Problem requirements – In the material below, list every line carrying the string "органов".
** start Data in this exercise **
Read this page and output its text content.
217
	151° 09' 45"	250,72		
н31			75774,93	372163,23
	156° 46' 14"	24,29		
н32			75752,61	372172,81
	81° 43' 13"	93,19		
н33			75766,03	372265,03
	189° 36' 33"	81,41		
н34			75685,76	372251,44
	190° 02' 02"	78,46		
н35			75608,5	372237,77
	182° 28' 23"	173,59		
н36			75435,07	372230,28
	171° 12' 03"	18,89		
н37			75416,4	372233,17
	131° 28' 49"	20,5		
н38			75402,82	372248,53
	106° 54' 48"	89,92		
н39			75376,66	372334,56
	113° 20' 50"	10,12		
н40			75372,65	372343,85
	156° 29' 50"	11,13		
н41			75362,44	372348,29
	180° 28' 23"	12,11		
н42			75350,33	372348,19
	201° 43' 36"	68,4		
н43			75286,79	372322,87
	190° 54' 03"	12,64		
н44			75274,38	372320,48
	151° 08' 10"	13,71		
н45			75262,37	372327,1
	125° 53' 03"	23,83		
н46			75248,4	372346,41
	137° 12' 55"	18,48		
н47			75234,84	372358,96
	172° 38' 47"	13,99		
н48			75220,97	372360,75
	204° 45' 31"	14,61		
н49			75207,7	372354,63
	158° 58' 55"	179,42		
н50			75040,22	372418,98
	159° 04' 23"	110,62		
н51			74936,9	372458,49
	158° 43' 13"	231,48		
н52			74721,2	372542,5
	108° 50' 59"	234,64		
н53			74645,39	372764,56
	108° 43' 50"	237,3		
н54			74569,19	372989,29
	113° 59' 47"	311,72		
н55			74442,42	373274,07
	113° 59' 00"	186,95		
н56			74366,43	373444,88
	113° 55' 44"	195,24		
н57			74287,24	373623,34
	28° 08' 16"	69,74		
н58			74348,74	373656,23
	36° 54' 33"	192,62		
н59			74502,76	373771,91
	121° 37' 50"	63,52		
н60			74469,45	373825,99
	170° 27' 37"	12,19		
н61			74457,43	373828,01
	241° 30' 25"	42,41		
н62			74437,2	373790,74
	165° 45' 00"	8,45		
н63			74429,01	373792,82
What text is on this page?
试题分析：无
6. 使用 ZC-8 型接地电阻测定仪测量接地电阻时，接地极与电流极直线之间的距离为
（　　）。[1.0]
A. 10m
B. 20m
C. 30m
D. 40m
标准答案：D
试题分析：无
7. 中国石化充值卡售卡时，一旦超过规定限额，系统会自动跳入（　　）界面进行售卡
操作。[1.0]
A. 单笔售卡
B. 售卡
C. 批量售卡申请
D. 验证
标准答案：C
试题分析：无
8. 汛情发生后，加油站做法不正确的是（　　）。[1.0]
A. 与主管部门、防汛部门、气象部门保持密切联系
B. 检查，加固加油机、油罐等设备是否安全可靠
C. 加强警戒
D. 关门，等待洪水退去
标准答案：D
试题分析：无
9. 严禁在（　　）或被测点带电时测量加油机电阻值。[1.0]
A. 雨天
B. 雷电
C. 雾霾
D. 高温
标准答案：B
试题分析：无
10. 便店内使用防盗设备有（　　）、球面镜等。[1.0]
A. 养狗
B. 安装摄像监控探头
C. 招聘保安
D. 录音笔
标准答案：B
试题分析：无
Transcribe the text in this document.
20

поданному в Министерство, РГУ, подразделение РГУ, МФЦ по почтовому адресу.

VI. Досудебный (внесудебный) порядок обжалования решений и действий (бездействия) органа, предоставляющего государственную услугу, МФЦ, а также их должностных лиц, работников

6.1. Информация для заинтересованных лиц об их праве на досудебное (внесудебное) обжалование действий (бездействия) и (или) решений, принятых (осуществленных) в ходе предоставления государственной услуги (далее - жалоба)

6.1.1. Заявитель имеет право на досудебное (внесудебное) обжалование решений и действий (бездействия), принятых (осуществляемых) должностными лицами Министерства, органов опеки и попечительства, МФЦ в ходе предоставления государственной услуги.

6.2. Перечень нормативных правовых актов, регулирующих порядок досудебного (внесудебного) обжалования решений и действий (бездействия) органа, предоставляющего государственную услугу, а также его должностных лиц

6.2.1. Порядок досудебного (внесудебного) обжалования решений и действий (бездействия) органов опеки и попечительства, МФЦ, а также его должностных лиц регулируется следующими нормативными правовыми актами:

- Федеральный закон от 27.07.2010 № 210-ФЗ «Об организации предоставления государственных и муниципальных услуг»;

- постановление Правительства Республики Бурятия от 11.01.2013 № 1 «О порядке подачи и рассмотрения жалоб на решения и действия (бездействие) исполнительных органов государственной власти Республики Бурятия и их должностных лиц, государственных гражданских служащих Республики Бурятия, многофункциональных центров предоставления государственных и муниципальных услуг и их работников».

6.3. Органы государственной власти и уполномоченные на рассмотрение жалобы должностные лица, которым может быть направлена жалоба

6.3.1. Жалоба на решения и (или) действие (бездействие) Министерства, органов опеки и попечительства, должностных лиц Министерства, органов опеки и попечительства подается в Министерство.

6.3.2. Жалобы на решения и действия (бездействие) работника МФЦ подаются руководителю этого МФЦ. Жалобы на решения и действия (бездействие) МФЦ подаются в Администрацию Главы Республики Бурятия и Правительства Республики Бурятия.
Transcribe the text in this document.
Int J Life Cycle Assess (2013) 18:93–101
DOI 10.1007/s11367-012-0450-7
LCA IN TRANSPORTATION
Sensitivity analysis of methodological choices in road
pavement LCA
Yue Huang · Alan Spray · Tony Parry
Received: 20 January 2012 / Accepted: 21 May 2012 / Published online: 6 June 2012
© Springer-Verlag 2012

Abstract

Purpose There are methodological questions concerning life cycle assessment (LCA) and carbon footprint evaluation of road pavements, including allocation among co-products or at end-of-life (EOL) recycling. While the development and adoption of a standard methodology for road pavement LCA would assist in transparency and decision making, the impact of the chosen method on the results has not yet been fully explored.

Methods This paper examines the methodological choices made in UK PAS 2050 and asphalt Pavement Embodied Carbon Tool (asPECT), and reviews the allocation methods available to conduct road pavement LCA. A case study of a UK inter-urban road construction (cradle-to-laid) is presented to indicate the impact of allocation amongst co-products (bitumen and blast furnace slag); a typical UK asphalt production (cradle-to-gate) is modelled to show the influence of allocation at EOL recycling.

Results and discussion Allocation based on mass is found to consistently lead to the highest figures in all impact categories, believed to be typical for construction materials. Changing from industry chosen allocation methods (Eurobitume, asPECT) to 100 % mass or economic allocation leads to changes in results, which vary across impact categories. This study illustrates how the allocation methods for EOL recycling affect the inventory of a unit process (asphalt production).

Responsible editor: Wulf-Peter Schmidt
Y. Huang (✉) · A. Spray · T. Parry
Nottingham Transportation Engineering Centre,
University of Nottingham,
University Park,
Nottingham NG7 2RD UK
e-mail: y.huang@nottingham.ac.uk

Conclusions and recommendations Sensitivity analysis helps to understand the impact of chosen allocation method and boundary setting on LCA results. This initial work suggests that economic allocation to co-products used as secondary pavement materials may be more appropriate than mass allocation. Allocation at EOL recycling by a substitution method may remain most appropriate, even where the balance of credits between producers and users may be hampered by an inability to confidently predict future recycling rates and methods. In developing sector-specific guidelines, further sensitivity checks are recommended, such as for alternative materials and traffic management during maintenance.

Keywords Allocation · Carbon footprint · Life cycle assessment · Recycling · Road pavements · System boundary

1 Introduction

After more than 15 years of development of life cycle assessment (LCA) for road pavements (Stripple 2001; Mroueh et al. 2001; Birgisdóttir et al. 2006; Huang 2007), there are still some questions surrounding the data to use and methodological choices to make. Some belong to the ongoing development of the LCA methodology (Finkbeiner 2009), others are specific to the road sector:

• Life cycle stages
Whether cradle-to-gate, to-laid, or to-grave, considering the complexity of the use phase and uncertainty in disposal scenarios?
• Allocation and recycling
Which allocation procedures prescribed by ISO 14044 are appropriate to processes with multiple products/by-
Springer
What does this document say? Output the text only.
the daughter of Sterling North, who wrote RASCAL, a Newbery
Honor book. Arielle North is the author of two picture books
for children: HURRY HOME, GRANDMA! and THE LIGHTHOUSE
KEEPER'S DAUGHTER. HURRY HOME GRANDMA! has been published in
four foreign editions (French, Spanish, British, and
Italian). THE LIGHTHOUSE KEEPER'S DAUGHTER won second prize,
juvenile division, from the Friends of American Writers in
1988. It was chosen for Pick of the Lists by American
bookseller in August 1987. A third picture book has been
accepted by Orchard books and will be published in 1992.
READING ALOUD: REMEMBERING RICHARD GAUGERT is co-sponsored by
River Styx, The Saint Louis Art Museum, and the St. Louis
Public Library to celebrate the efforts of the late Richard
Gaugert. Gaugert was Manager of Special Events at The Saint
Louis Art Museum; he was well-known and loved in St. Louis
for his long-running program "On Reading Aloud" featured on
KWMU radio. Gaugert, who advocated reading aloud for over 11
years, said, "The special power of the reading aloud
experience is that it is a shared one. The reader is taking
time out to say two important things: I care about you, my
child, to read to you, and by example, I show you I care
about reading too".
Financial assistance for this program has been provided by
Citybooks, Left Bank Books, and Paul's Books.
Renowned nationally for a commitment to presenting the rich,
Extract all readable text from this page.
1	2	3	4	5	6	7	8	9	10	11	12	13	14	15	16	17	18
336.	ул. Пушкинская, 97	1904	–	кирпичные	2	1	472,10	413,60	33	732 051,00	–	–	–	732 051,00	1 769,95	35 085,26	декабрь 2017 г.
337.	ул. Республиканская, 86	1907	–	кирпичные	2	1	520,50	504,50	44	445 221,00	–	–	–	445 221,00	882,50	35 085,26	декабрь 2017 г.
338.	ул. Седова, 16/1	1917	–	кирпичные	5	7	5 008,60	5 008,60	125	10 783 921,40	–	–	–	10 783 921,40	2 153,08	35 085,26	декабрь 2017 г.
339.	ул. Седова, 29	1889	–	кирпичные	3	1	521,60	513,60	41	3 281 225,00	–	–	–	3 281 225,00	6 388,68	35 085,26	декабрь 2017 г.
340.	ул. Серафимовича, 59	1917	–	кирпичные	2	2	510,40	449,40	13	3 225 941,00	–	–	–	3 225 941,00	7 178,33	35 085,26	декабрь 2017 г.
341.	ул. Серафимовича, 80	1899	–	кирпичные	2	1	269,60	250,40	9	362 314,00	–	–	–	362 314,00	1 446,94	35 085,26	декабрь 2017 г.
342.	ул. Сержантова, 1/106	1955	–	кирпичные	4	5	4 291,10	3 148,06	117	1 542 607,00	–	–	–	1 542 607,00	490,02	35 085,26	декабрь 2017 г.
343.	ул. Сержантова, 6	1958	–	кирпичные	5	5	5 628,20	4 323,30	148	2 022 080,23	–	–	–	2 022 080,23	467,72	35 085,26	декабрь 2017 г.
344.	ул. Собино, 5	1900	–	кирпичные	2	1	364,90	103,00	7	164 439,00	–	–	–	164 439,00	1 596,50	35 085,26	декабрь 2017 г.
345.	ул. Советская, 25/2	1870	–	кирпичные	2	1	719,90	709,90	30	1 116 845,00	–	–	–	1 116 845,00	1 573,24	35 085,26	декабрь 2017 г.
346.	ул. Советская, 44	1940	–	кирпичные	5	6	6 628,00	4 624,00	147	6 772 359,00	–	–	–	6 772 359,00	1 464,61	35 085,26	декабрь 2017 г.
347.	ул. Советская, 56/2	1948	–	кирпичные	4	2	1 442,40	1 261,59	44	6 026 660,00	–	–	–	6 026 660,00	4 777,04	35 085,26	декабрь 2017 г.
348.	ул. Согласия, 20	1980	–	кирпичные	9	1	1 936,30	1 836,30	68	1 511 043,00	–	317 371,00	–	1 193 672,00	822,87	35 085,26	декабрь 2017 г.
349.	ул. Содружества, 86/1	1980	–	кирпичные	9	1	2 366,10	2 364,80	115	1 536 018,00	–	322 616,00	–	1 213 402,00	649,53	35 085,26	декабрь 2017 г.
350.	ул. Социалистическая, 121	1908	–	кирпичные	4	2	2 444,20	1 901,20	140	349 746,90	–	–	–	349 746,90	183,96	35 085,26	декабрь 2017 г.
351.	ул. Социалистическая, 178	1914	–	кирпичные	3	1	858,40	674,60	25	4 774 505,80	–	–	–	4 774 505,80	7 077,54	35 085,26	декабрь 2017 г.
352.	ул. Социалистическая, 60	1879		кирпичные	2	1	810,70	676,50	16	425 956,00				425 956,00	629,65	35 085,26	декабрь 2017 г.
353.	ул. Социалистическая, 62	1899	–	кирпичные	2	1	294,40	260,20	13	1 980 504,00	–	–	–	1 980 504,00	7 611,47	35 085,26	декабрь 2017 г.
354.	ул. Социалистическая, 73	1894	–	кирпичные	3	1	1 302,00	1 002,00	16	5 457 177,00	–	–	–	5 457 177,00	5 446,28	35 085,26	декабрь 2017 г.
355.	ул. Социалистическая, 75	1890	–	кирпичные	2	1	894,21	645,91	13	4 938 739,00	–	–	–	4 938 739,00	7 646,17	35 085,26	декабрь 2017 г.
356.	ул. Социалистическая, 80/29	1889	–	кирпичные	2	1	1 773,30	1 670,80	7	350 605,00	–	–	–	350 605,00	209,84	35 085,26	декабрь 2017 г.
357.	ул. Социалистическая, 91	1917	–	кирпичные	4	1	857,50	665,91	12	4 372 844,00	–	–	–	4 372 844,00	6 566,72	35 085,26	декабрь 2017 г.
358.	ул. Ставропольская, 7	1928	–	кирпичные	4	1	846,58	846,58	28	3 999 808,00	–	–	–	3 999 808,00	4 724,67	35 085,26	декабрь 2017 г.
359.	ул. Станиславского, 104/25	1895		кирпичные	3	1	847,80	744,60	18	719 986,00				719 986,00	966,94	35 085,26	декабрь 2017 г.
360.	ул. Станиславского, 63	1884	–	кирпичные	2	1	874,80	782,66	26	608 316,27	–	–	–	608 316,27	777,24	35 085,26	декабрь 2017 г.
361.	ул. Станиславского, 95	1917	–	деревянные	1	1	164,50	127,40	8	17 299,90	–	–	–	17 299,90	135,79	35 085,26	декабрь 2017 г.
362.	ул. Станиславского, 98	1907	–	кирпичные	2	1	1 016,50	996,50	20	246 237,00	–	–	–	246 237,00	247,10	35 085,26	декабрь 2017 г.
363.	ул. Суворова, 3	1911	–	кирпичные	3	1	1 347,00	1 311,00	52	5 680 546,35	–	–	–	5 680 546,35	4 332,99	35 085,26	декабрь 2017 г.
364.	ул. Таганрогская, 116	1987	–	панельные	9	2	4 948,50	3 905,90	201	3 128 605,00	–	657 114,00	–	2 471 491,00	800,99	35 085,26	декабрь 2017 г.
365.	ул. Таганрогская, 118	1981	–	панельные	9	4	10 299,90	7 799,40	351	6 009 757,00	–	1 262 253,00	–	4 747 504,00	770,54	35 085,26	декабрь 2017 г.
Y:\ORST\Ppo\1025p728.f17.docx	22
** end Data in this exercise **
Exercise answer –
6.1.1. Заявитель имеет право на досудебное (внесудебное) обжалование решений и действий (бездействия), принятых (осуществляемых) должностными лицами Министерства, органов опеки и попечительства, МФЦ в ходе предоставления государственной услуги.
6.2.1. Порядок досудебного (внесудебного) обжалования решений и действий (бездействия) органов опеки и попечительства, МФЦ, а также его должностных лиц регулируется следующими нормативными правовыми актами:
- постановление Правительства Республики Бурятия от 11.01.2013 № 1 «О порядке подачи и рассмотрения жалоб на решения и действия (бездействие) исполнительных органов государственной власти Республики Бурятия и их должностных лиц, государственных гражданских служащих Республики Бурятия, многофункциональных центров предоставления государственных и муниципальных услуг и их работников».
6.3.1. Жалоба на решения и (или) действие (бездействие) Министерства, органов опеки и попечительства, должностных лиц Министерства, органов опеки и попечительства подается в Министерство.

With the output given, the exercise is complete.